[Dataset entries on figures]
____________
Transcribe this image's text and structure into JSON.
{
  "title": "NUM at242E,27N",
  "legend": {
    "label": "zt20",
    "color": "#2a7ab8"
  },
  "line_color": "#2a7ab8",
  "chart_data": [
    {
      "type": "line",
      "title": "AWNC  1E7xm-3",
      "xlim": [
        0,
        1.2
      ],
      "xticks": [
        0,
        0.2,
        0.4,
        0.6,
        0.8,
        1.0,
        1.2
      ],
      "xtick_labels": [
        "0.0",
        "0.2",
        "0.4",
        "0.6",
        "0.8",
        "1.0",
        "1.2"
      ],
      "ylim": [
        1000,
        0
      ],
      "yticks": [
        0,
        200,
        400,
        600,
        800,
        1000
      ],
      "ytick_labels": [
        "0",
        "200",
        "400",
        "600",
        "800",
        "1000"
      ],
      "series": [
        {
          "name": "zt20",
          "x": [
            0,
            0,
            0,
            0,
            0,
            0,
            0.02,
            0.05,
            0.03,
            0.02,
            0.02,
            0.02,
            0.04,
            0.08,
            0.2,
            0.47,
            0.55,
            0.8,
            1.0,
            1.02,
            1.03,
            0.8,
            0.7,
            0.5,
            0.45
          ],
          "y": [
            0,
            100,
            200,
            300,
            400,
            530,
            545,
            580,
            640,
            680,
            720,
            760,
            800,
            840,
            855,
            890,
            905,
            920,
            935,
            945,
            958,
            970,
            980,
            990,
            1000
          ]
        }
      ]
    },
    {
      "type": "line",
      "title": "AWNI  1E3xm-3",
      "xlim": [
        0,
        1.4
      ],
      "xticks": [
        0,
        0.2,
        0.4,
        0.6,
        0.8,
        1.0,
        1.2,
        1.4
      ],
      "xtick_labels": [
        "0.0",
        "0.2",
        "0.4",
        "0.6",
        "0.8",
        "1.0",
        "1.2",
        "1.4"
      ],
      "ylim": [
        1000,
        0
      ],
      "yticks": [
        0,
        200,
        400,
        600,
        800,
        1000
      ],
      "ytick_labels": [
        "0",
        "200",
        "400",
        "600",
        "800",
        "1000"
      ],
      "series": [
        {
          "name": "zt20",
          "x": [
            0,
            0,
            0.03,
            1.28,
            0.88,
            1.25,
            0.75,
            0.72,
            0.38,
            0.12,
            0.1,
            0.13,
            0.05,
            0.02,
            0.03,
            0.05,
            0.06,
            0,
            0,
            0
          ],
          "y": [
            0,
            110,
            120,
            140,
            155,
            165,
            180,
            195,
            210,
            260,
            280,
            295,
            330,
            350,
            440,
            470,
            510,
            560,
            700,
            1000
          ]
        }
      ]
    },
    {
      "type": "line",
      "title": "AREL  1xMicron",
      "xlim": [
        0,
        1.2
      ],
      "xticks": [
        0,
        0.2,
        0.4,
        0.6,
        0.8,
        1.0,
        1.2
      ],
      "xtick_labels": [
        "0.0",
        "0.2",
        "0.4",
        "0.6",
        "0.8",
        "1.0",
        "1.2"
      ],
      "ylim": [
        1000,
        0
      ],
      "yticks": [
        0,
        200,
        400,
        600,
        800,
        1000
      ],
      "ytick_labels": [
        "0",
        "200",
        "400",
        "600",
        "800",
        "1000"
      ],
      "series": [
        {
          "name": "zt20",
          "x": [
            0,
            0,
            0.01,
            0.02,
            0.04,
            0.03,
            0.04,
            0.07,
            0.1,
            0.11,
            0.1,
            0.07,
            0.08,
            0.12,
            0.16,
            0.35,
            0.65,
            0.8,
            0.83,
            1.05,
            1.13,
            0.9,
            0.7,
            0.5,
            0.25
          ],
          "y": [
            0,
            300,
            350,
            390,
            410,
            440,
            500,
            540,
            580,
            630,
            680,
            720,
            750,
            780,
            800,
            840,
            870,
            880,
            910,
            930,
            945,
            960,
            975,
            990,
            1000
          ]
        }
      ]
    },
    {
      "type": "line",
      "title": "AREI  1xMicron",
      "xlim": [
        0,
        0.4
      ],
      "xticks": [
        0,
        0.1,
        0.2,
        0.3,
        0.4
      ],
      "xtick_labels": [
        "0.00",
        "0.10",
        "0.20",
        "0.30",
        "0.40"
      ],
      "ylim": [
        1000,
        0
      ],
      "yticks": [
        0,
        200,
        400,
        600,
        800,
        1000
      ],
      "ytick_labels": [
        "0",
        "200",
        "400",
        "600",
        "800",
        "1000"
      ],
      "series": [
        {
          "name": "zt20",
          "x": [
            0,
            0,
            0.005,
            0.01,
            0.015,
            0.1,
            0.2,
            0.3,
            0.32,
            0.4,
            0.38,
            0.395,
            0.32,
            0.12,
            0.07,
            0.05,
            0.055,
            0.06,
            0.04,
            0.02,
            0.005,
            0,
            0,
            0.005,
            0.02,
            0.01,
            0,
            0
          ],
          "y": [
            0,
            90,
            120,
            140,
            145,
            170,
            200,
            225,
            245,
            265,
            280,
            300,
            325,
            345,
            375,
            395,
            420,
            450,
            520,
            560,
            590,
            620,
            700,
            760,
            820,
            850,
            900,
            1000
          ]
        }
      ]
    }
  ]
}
____________
*What this task involves*:
Where a line of the material above holds the string "title", copy that line.

*The result*:
  "title": "NUM at242E,27N",
      "title": "AWNC  1E7xm-3",
      "title": "AWNI  1E3xm-3",
      "title": "AREL  1xMicron",
      "title": "AREI  1xMicron",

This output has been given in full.